Here are some records. Copy each one exactly.

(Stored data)
------

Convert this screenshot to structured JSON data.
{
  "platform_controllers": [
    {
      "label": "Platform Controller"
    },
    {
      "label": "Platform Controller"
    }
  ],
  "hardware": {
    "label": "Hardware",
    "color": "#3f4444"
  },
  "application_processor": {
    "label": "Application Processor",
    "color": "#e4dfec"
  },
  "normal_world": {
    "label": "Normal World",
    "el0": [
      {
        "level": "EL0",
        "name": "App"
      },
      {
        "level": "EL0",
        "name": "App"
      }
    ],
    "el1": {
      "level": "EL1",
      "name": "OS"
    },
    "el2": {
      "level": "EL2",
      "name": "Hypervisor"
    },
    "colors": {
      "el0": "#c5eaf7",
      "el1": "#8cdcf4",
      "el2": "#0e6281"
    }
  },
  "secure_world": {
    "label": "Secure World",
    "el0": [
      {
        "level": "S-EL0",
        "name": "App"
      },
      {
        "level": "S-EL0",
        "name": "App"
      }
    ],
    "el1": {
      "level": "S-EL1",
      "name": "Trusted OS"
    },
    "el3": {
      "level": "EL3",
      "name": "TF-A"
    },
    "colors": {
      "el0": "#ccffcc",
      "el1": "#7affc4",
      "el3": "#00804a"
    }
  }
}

------

IN RESPONSE
Convert this screenshot to structured JSON data.
{
  "platform_controllers": [
    {
      "label": "Platform Controller"
    },
    {
      "label": "Platform Controller"
    }
  ],
  "hardware": {
    "label": "Hardware",
    "color": "#3f4444"
  },
  "application_processor": {
    "label": "Application Processor",
    "color": "#e4dfec"
  },
  "normal_world": {
    "label": "Normal World",
    "el0": [
      {
        "level": "EL0",
        "name": "App"
      },
      {
        "level": "EL0",
        "name": "App"
      }
    ],
    "el1": {
      "level": "EL1",
      "name": "OS"
    },
    "el2": {
      "level": "EL2",
      "name": "Hypervisor"
    },
    "colors": {
      "el0": "#c5eaf7",
      "el1": "#8cdcf4",
      "el2": "#0e6281"
    }
  },
  "secure_world": {
    "label": "Secure World",
    "el0": [
      {
        "level": "S-EL0",
        "name": "App"
      },
      {
        "level": "S-EL0",
        "name": "App"
      }
    ],
    "el1": {
      "level": "S-EL1",
      "name": "Trusted OS"
    },
    "el3": {
      "level": "EL3",
      "name": "TF-A"
    },
    "colors": {
      "el0": "#ccffcc",
      "el1": "#7affc4",
      "el3": "#00804a"
    }
  }
}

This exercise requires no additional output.